_Task goal_.
Reproduce every one of the rows below with "tag-icon" changed to "label-icon" throughout and nothing else altered. Leave the pictures out.

--- Start Input material ---

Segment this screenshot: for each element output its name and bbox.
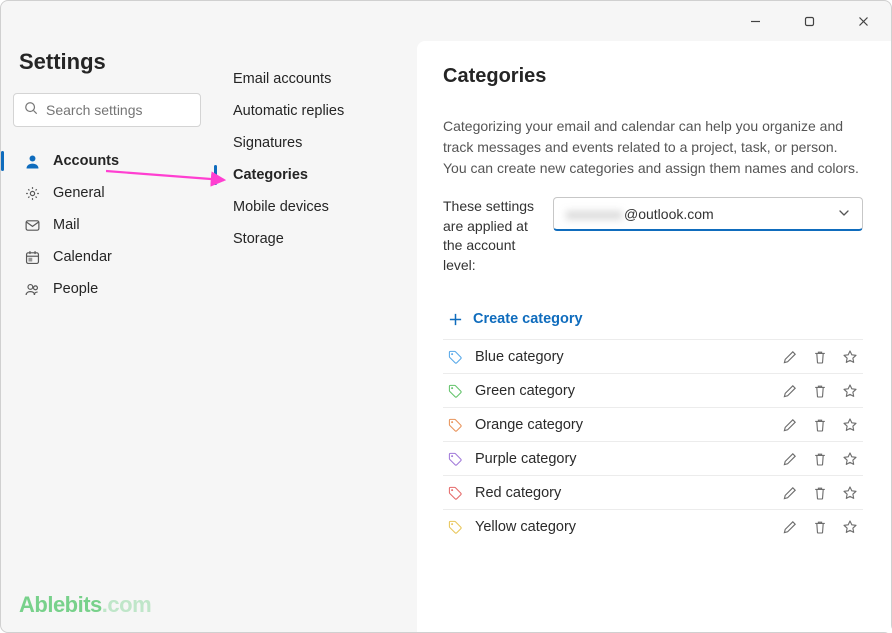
edit-button[interactable] bbox=[781, 348, 799, 366]
subnav-signatures[interactable]: Signatures bbox=[213, 127, 417, 159]
main-panel: Categories Categorizing your email and c… bbox=[417, 41, 891, 632]
mail-icon bbox=[23, 216, 41, 234]
tag-icon bbox=[447, 451, 463, 467]
edit-button[interactable] bbox=[781, 382, 799, 400]
category-name: Blue category bbox=[475, 349, 769, 365]
tag-icon bbox=[447, 349, 463, 365]
sidebar-item-label: General bbox=[53, 185, 105, 201]
subnav-label: Email accounts bbox=[233, 71, 331, 87]
sidebar-item-label: Mail bbox=[53, 217, 80, 233]
subnav-mobile-devices[interactable]: Mobile devices bbox=[213, 191, 417, 223]
delete-button[interactable] bbox=[811, 484, 829, 502]
tag-icon bbox=[447, 417, 463, 433]
subnav-label: Categories bbox=[233, 167, 308, 183]
sidebar-secondary: Email accounts Automatic replies Signatu… bbox=[213, 41, 417, 632]
tag-icon bbox=[447, 519, 463, 535]
sidebar-item-people[interactable]: People bbox=[13, 273, 201, 305]
edit-button[interactable] bbox=[781, 450, 799, 468]
edit-button[interactable] bbox=[781, 416, 799, 434]
favorite-button[interactable] bbox=[841, 518, 859, 536]
main-title: Categories bbox=[443, 65, 863, 88]
subnav-label: Storage bbox=[233, 231, 284, 247]
sidebar-item-label: Calendar bbox=[53, 249, 112, 265]
category-row: Purple category bbox=[443, 441, 863, 475]
plus-icon bbox=[447, 311, 463, 327]
sidebar-item-mail[interactable]: Mail bbox=[13, 209, 201, 241]
category-row: Red category bbox=[443, 475, 863, 509]
edit-button[interactable] bbox=[781, 484, 799, 502]
account-level-label: These settings are applied at the accoun… bbox=[443, 197, 539, 275]
sidebar-item-general[interactable]: General bbox=[13, 177, 201, 209]
category-name: Yellow category bbox=[475, 519, 769, 535]
titlebar bbox=[1, 1, 891, 41]
subnav-label: Automatic replies bbox=[233, 103, 344, 119]
favorite-button[interactable] bbox=[841, 348, 859, 366]
person-icon bbox=[23, 152, 41, 170]
favorite-button[interactable] bbox=[841, 450, 859, 468]
search-settings[interactable] bbox=[13, 93, 201, 127]
gear-icon bbox=[23, 184, 41, 202]
search-icon bbox=[24, 101, 38, 120]
page-title: Settings bbox=[13, 41, 201, 93]
create-category-label: Create category bbox=[473, 311, 583, 327]
delete-button[interactable] bbox=[811, 518, 829, 536]
category-row: Green category bbox=[443, 373, 863, 407]
category-list: Blue category Green category Orange cate… bbox=[443, 339, 863, 543]
account-select-value: xxxxxxxx@outlook.com bbox=[566, 206, 714, 222]
category-name: Green category bbox=[475, 383, 769, 399]
sidebar-item-label: Accounts bbox=[53, 153, 119, 169]
watermark: Ablebits.com bbox=[19, 592, 151, 618]
chevron-down-icon bbox=[838, 206, 850, 222]
category-name: Purple category bbox=[475, 451, 769, 467]
minimize-button[interactable] bbox=[733, 7, 777, 35]
subnav-label: Mobile devices bbox=[233, 199, 329, 215]
maximize-button[interactable] bbox=[787, 7, 831, 35]
favorite-button[interactable] bbox=[841, 416, 859, 434]
create-category-button[interactable]: Create category bbox=[443, 299, 863, 339]
account-select[interactable]: xxxxxxxx@outlook.com bbox=[553, 197, 863, 231]
category-row: Orange category bbox=[443, 407, 863, 441]
category-row: Yellow category bbox=[443, 509, 863, 543]
subnav-categories[interactable]: Categories bbox=[213, 159, 417, 191]
tag-icon bbox=[447, 383, 463, 399]
subnav-automatic-replies[interactable]: Automatic replies bbox=[213, 95, 417, 127]
delete-button[interactable] bbox=[811, 382, 829, 400]
search-input[interactable] bbox=[46, 102, 190, 118]
tag-icon bbox=[447, 485, 463, 501]
sidebar-item-calendar[interactable]: Calendar bbox=[13, 241, 201, 273]
people-icon bbox=[23, 280, 41, 298]
delete-button[interactable] bbox=[811, 450, 829, 468]
edit-button[interactable] bbox=[781, 518, 799, 536]
favorite-button[interactable] bbox=[841, 382, 859, 400]
subnav-email-accounts[interactable]: Email accounts bbox=[213, 63, 417, 95]
sidebar-item-label: People bbox=[53, 281, 98, 297]
category-name: Red category bbox=[475, 485, 769, 501]
sidebar-item-accounts[interactable]: Accounts bbox=[13, 145, 201, 177]
category-name: Orange category bbox=[475, 417, 769, 433]
sidebar-primary: Settings Accounts General bbox=[1, 41, 213, 632]
subnav-storage[interactable]: Storage bbox=[213, 223, 417, 255]
favorite-button[interactable] bbox=[841, 484, 859, 502]
main-description: Categorizing your email and calendar can… bbox=[443, 116, 863, 179]
close-button[interactable] bbox=[841, 7, 885, 35]
delete-button[interactable] bbox=[811, 348, 829, 366]
calendar-icon bbox=[23, 248, 41, 266]
delete-button[interactable] bbox=[811, 416, 829, 434]
category-row: Blue category bbox=[443, 339, 863, 373]
subnav-label: Signatures bbox=[233, 135, 302, 151]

--- End Input material ---

_Output of the task_.
Segment this screenshot: for each element output its name and bbox.
edit-button[interactable] bbox=[781, 348, 799, 366]
subnav-signatures[interactable]: Signatures bbox=[213, 127, 417, 159]
main-panel: Categories Categorizing your email and c… bbox=[417, 41, 891, 632]
mail-icon bbox=[23, 216, 41, 234]
label-icon bbox=[447, 451, 463, 467]
edit-button[interactable] bbox=[781, 382, 799, 400]
category-name: Blue category bbox=[475, 349, 769, 365]
label-icon bbox=[447, 349, 463, 365]
sidebar-item-label: General bbox=[53, 185, 105, 201]
subnav-label: Email accounts bbox=[233, 71, 331, 87]
sidebar-item-label: Mail bbox=[53, 217, 80, 233]
subnav-mobile-devices[interactable]: Mobile devices bbox=[213, 191, 417, 223]
delete-button[interactable] bbox=[811, 484, 829, 502]
label-icon bbox=[447, 417, 463, 433]
subnav-label: Categories bbox=[233, 167, 308, 183]
sidebar-secondary: Email accounts Automatic replies Signatu… bbox=[213, 41, 417, 632]
label-icon bbox=[447, 519, 463, 535]
sidebar-item-people[interactable]: People bbox=[13, 273, 201, 305]
edit-button[interactable] bbox=[781, 450, 799, 468]
edit-button[interactable] bbox=[781, 416, 799, 434]
favorite-button[interactable] bbox=[841, 518, 859, 536]
main-title: Categories bbox=[443, 65, 863, 88]
subnav-label: Storage bbox=[233, 231, 284, 247]
sidebar-item-label: Calendar bbox=[53, 249, 112, 265]
category-row: Purple category bbox=[443, 441, 863, 475]
plus-icon bbox=[447, 311, 463, 327]
sidebar-item-mail[interactable]: Mail bbox=[13, 209, 201, 241]
category-row: Red category bbox=[443, 475, 863, 509]
edit-button[interactable] bbox=[781, 484, 799, 502]
account-level-label: These settings are applied at the accoun… bbox=[443, 197, 539, 275]
sidebar-item-general[interactable]: General bbox=[13, 177, 201, 209]
category-name: Yellow category bbox=[475, 519, 769, 535]
titlebar bbox=[1, 1, 891, 41]
subnav-label: Automatic replies bbox=[233, 103, 344, 119]
favorite-button[interactable] bbox=[841, 348, 859, 366]
person-icon bbox=[23, 152, 41, 170]
favorite-button[interactable] bbox=[841, 450, 859, 468]
search-settings[interactable] bbox=[13, 93, 201, 127]
gear-icon bbox=[23, 184, 41, 202]
search-icon bbox=[24, 101, 38, 120]
page-title: Settings bbox=[13, 41, 201, 93]
create-category-label: Create category bbox=[473, 311, 583, 327]
delete-button[interactable] bbox=[811, 518, 829, 536]
category-row: Green category bbox=[443, 373, 863, 407]
category-list: Blue category Green category Orange cate… bbox=[443, 339, 863, 543]
account-select-value: xxxxxxxx@outlook.com bbox=[566, 206, 714, 222]
category-name: Green category bbox=[475, 383, 769, 399]
sidebar-item-label: Accounts bbox=[53, 153, 119, 169]
watermark: Ablebits.com bbox=[19, 592, 151, 618]
chevron-down-icon bbox=[838, 206, 850, 222]
category-name: Purple category bbox=[475, 451, 769, 467]
minimize-button[interactable] bbox=[733, 7, 777, 35]
subnav-label: Mobile devices bbox=[233, 199, 329, 215]
maximize-button[interactable] bbox=[787, 7, 831, 35]
favorite-button[interactable] bbox=[841, 416, 859, 434]
create-category-button[interactable]: Create category bbox=[443, 299, 863, 339]
account-select[interactable]: xxxxxxxx@outlook.com bbox=[553, 197, 863, 231]
category-row: Orange category bbox=[443, 407, 863, 441]
category-row: Yellow category bbox=[443, 509, 863, 543]
subnav-categories[interactable]: Categories bbox=[213, 159, 417, 191]
label-icon bbox=[447, 383, 463, 399]
subnav-automatic-replies[interactable]: Automatic replies bbox=[213, 95, 417, 127]
delete-button[interactable] bbox=[811, 382, 829, 400]
search-input[interactable] bbox=[46, 102, 190, 118]
label-icon bbox=[447, 485, 463, 501]
sidebar-item-calendar[interactable]: Calendar bbox=[13, 241, 201, 273]
people-icon bbox=[23, 280, 41, 298]
delete-button[interactable] bbox=[811, 450, 829, 468]
edit-button[interactable] bbox=[781, 518, 799, 536]
favorite-button[interactable] bbox=[841, 382, 859, 400]
subnav-email-accounts[interactable]: Email accounts bbox=[213, 63, 417, 95]
sidebar-item-label: People bbox=[53, 281, 98, 297]
category-name: Red category bbox=[475, 485, 769, 501]
sidebar-item-accounts[interactable]: Accounts bbox=[13, 145, 201, 177]
category-name: Orange category bbox=[475, 417, 769, 433]
sidebar-primary: Settings Accounts General bbox=[1, 41, 213, 632]
subnav-storage[interactable]: Storage bbox=[213, 223, 417, 255]
favorite-button[interactable] bbox=[841, 484, 859, 502]
main-description: Categorizing your email and calendar can… bbox=[443, 116, 863, 179]
close-button[interactable] bbox=[841, 7, 885, 35]
delete-button[interactable] bbox=[811, 348, 829, 366]
calendar-icon bbox=[23, 248, 41, 266]
delete-button[interactable] bbox=[811, 416, 829, 434]
category-row: Blue category bbox=[443, 339, 863, 373]
subnav-label: Signatures bbox=[233, 135, 302, 151]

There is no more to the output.